No. 5 – Löwen Braunschweig
- Position: Small forward / power forward
- League: Basketball Bundesliga

Personal information
- Born: 23 May 2002 (age 23) Šempeter pri Gorici, Slovenia
- Listed height: 2.08 m (6 ft 10 in)

Career information
- NBA draft: 2024: undrafted
- Playing career: 2020–present

Career history
- 2020–2024: Cedevita Olimpija
- 2022–2023: →Mornar
- 2024–present: Löwen Braunschweig

Career highlights
- 2× Slovenian League champion (2021, 2024); 2× Slovenian Cup winner (2022, 2024);

= Luka Ščuka =

Slovenian basketball player

Luka Ščuka (born 23 May 2002) is a Slovenian professional basketball player for Löwen Braunschweig of the Basketball Bundesliga. He is a 2.08m tall forward.

» **ENTRIES SUPPLIED**:

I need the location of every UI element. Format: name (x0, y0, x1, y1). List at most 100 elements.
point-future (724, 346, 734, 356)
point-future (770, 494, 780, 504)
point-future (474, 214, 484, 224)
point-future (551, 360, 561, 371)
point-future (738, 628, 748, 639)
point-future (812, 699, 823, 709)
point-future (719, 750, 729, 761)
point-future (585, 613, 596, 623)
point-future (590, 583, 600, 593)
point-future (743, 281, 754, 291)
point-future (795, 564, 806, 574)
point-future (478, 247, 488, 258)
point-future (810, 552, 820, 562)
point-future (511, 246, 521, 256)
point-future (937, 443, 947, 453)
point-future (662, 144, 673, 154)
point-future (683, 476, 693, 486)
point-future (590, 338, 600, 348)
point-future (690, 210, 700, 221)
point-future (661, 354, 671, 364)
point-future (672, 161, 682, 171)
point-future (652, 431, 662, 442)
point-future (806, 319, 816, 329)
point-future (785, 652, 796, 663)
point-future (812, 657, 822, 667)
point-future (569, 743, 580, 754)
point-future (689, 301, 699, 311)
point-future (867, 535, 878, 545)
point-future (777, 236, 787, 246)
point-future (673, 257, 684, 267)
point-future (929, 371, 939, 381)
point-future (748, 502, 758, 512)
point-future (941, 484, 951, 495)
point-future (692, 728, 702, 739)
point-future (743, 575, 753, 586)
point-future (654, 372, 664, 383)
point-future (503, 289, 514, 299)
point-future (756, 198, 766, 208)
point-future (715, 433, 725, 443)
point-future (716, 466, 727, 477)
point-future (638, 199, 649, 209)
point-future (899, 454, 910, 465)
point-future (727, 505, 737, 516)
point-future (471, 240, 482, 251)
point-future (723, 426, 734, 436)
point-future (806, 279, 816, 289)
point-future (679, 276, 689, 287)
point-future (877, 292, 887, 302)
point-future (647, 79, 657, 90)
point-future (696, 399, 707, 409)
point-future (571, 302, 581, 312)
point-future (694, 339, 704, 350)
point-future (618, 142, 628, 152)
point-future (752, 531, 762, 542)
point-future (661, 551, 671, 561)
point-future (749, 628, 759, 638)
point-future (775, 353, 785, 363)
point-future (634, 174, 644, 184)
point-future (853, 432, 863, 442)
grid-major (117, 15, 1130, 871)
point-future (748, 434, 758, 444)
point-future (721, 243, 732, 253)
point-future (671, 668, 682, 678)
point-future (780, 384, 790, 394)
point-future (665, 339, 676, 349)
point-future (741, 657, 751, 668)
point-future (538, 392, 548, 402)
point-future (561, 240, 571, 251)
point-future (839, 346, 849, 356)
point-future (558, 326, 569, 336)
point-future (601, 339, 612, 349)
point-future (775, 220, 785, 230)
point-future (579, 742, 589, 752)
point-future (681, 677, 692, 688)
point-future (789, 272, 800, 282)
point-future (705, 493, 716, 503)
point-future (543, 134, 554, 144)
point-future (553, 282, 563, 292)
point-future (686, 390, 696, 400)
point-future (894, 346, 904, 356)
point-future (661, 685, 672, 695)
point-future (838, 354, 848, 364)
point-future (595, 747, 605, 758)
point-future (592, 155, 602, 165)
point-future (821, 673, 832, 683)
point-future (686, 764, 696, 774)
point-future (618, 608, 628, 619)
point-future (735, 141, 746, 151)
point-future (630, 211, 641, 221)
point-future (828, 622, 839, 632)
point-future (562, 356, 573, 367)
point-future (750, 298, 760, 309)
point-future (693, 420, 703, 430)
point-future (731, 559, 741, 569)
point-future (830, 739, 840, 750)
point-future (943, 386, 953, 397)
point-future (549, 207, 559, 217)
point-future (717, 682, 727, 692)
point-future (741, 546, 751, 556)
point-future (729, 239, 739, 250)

» **WORK INSTRUCTIONS**:
**1.** In the Luka Ščuka text, which club was he with from 2022 to 2023?
**2.** Continue the Luka Ščuka text from the point where it stops.

» **RESPONSE LIST**:
**1.** Mornar

**2.**
==Professional career==
Ščuka started playing basketball for Nova Gorica mladi.

On 24 September 2020 Ščuka signed a four-year contract with the Cedevita Olimpija.

On 23 June 2022 Ščuka was loaned to Mornar of the ABA League and the Montenegrin League.

On July 17, 2024, he signed with Löwen Braunschweig of the Basketball Bundesliga.

Ščuka joined the New York Knicks for the 2025 NBA Summer League.